+++ Input for this task

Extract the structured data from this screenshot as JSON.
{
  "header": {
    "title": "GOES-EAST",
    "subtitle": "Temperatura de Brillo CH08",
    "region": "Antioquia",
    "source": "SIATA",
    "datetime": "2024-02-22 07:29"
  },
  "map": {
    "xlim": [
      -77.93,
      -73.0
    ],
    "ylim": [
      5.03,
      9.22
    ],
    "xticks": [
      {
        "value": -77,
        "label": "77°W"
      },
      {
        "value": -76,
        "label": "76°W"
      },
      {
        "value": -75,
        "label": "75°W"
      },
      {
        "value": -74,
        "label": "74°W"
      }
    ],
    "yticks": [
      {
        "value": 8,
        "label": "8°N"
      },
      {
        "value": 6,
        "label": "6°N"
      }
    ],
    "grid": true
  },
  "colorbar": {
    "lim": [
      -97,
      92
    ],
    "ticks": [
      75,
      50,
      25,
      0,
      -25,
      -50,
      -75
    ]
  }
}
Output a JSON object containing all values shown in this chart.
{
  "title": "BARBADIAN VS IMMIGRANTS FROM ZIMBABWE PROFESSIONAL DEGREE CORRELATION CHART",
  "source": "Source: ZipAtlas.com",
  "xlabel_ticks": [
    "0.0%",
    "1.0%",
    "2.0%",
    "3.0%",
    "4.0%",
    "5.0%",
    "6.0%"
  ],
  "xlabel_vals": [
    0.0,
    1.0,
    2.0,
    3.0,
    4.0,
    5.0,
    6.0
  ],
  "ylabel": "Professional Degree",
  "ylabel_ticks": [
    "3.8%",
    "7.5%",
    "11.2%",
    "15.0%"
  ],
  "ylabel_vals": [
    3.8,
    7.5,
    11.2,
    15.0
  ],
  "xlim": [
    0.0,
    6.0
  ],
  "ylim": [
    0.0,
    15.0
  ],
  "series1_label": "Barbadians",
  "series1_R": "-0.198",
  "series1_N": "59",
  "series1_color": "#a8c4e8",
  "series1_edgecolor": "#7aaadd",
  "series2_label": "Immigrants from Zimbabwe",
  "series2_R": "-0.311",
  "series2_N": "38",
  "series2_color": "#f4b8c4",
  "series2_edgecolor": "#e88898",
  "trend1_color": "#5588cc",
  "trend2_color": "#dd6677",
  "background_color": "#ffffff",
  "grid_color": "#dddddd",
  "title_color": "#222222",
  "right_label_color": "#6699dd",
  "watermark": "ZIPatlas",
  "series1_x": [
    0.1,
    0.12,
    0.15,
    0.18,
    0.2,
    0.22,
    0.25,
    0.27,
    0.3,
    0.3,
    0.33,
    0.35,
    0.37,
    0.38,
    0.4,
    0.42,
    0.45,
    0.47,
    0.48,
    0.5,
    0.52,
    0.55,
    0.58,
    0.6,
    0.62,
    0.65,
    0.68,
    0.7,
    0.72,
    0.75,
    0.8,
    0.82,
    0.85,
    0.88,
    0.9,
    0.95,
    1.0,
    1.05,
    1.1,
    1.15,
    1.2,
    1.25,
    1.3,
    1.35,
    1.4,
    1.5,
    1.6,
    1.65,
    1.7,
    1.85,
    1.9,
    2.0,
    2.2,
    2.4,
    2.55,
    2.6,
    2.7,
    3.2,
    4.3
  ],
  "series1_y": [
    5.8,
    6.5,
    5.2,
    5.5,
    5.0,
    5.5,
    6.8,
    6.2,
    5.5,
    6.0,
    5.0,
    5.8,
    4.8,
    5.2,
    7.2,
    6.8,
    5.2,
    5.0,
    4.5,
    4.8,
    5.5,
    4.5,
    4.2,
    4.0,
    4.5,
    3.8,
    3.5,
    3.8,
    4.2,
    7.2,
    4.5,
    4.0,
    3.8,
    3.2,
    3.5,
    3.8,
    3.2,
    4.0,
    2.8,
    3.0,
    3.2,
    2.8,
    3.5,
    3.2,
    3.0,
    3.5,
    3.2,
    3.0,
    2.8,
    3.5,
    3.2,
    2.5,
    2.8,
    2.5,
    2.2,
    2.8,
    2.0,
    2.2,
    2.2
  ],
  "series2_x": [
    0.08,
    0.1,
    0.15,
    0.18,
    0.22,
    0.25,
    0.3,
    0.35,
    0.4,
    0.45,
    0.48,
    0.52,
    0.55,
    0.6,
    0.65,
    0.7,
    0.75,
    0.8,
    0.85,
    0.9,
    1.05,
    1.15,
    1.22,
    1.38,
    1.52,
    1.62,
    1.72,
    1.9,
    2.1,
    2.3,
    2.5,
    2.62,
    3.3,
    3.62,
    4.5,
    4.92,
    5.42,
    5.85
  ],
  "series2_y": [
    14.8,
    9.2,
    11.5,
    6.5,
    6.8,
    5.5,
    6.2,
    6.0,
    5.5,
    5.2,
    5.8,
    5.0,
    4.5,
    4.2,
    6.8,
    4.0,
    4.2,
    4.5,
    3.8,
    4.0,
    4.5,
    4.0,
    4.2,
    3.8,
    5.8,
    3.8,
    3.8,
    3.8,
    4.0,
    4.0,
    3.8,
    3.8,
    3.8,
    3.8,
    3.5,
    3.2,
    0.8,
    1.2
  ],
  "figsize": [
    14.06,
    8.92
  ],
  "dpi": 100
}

++++++

* Problem to work on *
Take every line from the data above that holds "source" and copy it out.

* Response to this task *
    "source": "SIATA",
  "source": "Source: ZipAtlas.com",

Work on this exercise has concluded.